## Start RECORDS SUPPLIED

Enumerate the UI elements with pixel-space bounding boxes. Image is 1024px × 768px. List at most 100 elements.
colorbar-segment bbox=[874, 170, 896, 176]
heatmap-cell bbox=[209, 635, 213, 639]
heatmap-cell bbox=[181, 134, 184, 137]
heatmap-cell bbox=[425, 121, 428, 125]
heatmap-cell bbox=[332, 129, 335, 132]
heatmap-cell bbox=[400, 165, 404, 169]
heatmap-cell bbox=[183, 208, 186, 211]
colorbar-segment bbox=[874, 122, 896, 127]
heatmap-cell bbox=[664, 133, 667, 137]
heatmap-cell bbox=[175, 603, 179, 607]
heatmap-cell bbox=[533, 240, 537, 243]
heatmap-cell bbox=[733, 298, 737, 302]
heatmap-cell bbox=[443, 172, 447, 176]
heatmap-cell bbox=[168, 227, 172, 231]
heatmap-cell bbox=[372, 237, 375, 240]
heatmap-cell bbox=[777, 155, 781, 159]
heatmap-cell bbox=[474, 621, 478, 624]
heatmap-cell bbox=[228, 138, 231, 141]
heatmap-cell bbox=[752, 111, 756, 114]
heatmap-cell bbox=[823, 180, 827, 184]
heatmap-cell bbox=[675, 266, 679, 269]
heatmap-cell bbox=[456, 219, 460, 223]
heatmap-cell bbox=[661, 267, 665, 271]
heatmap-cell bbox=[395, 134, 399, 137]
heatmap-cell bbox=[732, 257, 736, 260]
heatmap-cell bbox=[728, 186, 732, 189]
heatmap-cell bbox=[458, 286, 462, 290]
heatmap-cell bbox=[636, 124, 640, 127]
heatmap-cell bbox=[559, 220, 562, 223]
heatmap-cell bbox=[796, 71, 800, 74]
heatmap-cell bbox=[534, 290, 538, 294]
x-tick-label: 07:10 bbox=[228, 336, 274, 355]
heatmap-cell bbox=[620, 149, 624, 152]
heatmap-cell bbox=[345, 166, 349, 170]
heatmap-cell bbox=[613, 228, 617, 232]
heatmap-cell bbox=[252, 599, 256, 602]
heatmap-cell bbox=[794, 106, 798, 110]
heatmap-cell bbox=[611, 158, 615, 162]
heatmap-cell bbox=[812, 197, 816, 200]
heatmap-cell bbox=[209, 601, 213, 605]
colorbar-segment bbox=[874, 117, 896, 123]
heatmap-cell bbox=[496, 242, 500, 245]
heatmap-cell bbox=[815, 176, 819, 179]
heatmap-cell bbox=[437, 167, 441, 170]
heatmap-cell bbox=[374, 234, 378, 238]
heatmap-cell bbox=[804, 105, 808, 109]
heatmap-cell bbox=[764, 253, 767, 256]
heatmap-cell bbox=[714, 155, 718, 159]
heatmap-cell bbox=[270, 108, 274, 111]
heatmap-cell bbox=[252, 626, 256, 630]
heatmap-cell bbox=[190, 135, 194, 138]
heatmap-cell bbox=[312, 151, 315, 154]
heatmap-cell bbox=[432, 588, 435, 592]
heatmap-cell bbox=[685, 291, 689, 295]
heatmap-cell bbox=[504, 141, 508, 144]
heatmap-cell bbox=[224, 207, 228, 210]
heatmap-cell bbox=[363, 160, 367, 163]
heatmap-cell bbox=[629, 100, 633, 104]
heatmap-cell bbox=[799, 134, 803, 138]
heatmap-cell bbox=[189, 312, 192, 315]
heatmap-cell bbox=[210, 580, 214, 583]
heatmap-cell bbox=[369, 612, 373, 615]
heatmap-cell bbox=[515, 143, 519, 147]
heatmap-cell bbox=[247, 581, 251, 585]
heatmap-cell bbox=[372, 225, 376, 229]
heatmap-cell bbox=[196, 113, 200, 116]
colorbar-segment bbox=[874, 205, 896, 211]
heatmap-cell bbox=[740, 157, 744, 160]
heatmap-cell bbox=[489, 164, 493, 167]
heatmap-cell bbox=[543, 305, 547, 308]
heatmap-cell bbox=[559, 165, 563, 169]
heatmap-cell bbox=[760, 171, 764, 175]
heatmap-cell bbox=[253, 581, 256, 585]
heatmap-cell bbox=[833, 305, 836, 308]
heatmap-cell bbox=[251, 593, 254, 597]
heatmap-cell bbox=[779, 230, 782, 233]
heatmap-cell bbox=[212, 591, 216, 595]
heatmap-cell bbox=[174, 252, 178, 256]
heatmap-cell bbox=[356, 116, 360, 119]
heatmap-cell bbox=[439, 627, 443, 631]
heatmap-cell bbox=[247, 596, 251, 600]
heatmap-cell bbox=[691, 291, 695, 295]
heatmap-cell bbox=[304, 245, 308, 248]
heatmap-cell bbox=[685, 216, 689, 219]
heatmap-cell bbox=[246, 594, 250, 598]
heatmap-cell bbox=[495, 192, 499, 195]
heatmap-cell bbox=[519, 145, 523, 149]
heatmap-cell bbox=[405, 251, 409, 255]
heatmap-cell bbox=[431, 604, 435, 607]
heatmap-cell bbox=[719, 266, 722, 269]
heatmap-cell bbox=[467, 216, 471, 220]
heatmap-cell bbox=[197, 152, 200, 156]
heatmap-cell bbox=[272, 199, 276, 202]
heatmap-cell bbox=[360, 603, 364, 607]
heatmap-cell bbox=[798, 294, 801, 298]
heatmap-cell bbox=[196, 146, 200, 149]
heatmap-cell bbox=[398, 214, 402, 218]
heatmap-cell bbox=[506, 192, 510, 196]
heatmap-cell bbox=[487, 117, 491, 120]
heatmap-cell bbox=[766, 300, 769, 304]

## End RECORDS SUPPLIED

■ WHAT YOU HAVE TO DO:
Render every line of the entries above as a Markdown table with the columns No. and Line, numbering the rows in order and leaving out any blank lines.

■ RESULT OF THE EXERCISE:
| No. | Line |
|---|---|
| 1 | Enumerate the UI elements with pixel-space bounding boxes. Image is 1024px × 768px. List at most 100 elements. |
| 2 | colorbar-segment bbox=[874, 170, 896, 176] |
| 3 | heatmap-cell bbox=[209, 635, 213, 639] |
| 4 | heatmap-cell bbox=[181, 134, 184, 137] |
| 5 | heatmap-cell bbox=[425, 121, 428, 125] |
| 6 | heatmap-cell bbox=[332, 129, 335, 132] |
| 7 | heatmap-cell bbox=[400, 165, 404, 169] |
| 8 | heatmap-cell bbox=[183, 208, 186, 211] |
| 9 | colorbar-segment bbox=[874, 122, 896, 127] |
| 10 | heatmap-cell bbox=[664, 133, 667, 137] |
| 11 | heatmap-cell bbox=[175, 603, 179, 607] |
| 12 | heatmap-cell bbox=[533, 240, 537, 243] |
| 13 | heatmap-cell bbox=[733, 298, 737, 302] |
| 14 | heatmap-cell bbox=[443, 172, 447, 176] |
| 15 | heatmap-cell bbox=[168, 227, 172, 231] |
| 16 | heatmap-cell bbox=[372, 237, 375, 240] |
| 17 | heatmap-cell bbox=[777, 155, 781, 159] |
| 18 | heatmap-cell bbox=[474, 621, 478, 624] |
| 19 | heatmap-cell bbox=[228, 138, 231, 141] |
| 20 | heatmap-cell bbox=[752, 111, 756, 114] |
| 21 | heatmap-cell bbox=[823, 180, 827, 184] |
| 22 | heatmap-cell bbox=[675, 266, 679, 269] |
| 23 | heatmap-cell bbox=[456, 219, 460, 223] |
| 24 | heatmap-cell bbox=[661, 267, 665, 271] |
| 25 | heatmap-cell bbox=[395, 134, 399, 137] |
| 26 | heatmap-cell bbox=[732, 257, 736, 260] |
| 27 | heatmap-cell bbox=[728, 186, 732, 189] |
| 28 | heatmap-cell bbox=[458, 286, 462, 290] |
| 29 | heatmap-cell bbox=[636, 124, 640, 127] |
| 30 | heatmap-cell bbox=[559, 220, 562, 223] |
| 31 | heatmap-cell bbox=[796, 71, 800, 74] |
| 32 | heatmap-cell bbox=[534, 290, 538, 294] |
| 33 | x-tick-label: 07:10 bbox=[228, 336, 274, 355] |
| 34 | heatmap-cell bbox=[620, 149, 624, 152] |
| 35 | heatmap-cell bbox=[345, 166, 349, 170] |
| 36 | heatmap-cell bbox=[613, 228, 617, 232] |
| 37 | heatmap-cell bbox=[252, 599, 256, 602] |
| 38 | heatmap-cell bbox=[794, 106, 798, 110] |
| 39 | heatmap-cell bbox=[611, 158, 615, 162] |
| 40 | heatmap-cell bbox=[812, 197, 816, 200] |
| 41 | heatmap-cell bbox=[209, 601, 213, 605] |
| 42 | colorbar-segment bbox=[874, 117, 896, 123] |
| 43 | heatmap-cell bbox=[496, 242, 500, 245] |
| 44 | heatmap-cell bbox=[815, 176, 819, 179] |
| 45 | heatmap-cell bbox=[437, 167, 441, 170] |
| 46 | heatmap-cell bbox=[374, 234, 378, 238] |
| 47 | heatmap-cell bbox=[804, 105, 808, 109] |
| 48 | heatmap-cell bbox=[764, 253, 767, 256] |
| 49 | heatmap-cell bbox=[714, 155, 718, 159] |
| 50 | heatmap-cell bbox=[270, 108, 274, 111] |
| 51 | heatmap-cell bbox=[252, 626, 256, 630] |
| 52 | heatmap-cell bbox=[190, 135, 194, 138] |
| 53 | heatmap-cell bbox=[312, 151, 315, 154] |
| 54 | heatmap-cell bbox=[432, 588, 435, 592] |
| 55 | heatmap-cell bbox=[685, 291, 689, 295] |
| 56 | heatmap-cell bbox=[504, 141, 508, 144] |
| 57 | heatmap-cell bbox=[224, 207, 228, 210] |
| 58 | heatmap-cell bbox=[363, 160, 367, 163] |
| 59 | heatmap-cell bbox=[629, 100, 633, 104] |
| 60 | heatmap-cell bbox=[799, 134, 803, 138] |
| 61 | heatmap-cell bbox=[189, 312, 192, 315] |
| 62 | heatmap-cell bbox=[210, 580, 214, 583] |
| 63 | heatmap-cell bbox=[369, 612, 373, 615] |
| 64 | heatmap-cell bbox=[515, 143, 519, 147] |
| 65 | heatmap-cell bbox=[247, 581, 251, 585] |
| 66 | heatmap-cell bbox=[372, 225, 376, 229] |
| 67 | heatmap-cell bbox=[196, 113, 200, 116] |
| 68 | colorbar-segment bbox=[874, 205, 896, 211] |
| 69 | heatmap-cell bbox=[740, 157, 744, 160] |
| 70 | heatmap-cell bbox=[489, 164, 493, 167] |
| 71 | heatmap-cell bbox=[543, 305, 547, 308] |
| 72 | heatmap-cell bbox=[559, 165, 563, 169] |
| 73 | heatmap-cell bbox=[760, 171, 764, 175] |
| 74 | heatmap-cell bbox=[253, 581, 256, 585] |
| 75 | heatmap-cell bbox=[833, 305, 836, 308] |
| 76 | heatmap-cell bbox=[251, 593, 254, 597] |
| 77 | heatmap-cell bbox=[779, 230, 782, 233] |
| 78 | heatmap-cell bbox=[212, 591, 216, 595] |
| 79 | heatmap-cell bbox=[174, 252, 178, 256] |
| 80 | heatmap-cell bbox=[356, 116, 360, 119] |
| 81 | heatmap-cell bbox=[439, 627, 443, 631] |
| 82 | heatmap-cell bbox=[247, 596, 251, 600] |
| 83 | heatmap-cell bbox=[691, 291, 695, 295] |
| 84 | heatmap-cell bbox=[304, 245, 308, 248] |
| 85 | heatmap-cell bbox=[685, 216, 689, 219] |
| 86 | heatmap-cell bbox=[246, 594, 250, 598] |
| 87 | heatmap-cell bbox=[495, 192, 499, 195] |
| 88 | heatmap-cell bbox=[519, 145, 523, 149] |
| 89 | heatmap-cell bbox=[405, 251, 409, 255] |
| 90 | heatmap-cell bbox=[431, 604, 435, 607] |
| 91 | heatmap-cell bbox=[719, 266, 722, 269] |
| 92 | heatmap-cell bbox=[467, 216, 471, 220] |
| 93 | heatmap-cell bbox=[197, 152, 200, 156] |
| 94 | heatmap-cell bbox=[272, 199, 276, 202] |
| 95 | heatmap-cell bbox=[360, 603, 364, 607] |
| 96 | heatmap-cell bbox=[798, 294, 801, 298] |
| 97 | heatmap-cell bbox=[196, 146, 200, 149] |
| 98 | heatmap-cell bbox=[398, 214, 402, 218] |
| 99 | heatmap-cell bbox=[506, 192, 510, 196] |
| 100 | heatmap-cell bbox=[487, 117, 491, 120] |
| 101 | heatmap-cell bbox=[766, 300, 769, 304] |